AIM OF THE TASK: Restate the full set of records exactly, word for word.

PROVIDED DATA:
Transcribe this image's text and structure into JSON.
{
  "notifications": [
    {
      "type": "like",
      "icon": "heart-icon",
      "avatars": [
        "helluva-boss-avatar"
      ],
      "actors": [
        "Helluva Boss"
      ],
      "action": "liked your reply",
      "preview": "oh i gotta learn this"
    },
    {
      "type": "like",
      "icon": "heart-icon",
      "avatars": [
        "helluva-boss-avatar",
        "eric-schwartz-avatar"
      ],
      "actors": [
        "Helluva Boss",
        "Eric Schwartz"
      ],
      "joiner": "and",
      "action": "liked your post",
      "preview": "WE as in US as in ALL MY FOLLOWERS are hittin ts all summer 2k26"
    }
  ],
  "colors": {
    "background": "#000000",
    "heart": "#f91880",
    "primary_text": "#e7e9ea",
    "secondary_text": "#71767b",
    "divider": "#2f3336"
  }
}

REPLY:
Transcribe this image's text and structure into JSON.
{
  "notifications": [
    {
      "type": "like",
      "icon": "heart-icon",
      "avatars": [
        "helluva-boss-avatar"
      ],
      "actors": [
        "Helluva Boss"
      ],
      "action": "liked your reply",
      "preview": "oh i gotta learn this"
    },
    {
      "type": "like",
      "icon": "heart-icon",
      "avatars": [
        "helluva-boss-avatar",
        "eric-schwartz-avatar"
      ],
      "actors": [
        "Helluva Boss",
        "Eric Schwartz"
      ],
      "joiner": "and",
      "action": "liked your post",
      "preview": "WE as in US as in ALL MY FOLLOWERS are hittin ts all summer 2k26"
    }
  ],
  "colors": {
    "background": "#000000",
    "heart": "#f91880",
    "primary_text": "#e7e9ea",
    "secondary_text": "#71767b",
    "divider": "#2f3336"
  }
}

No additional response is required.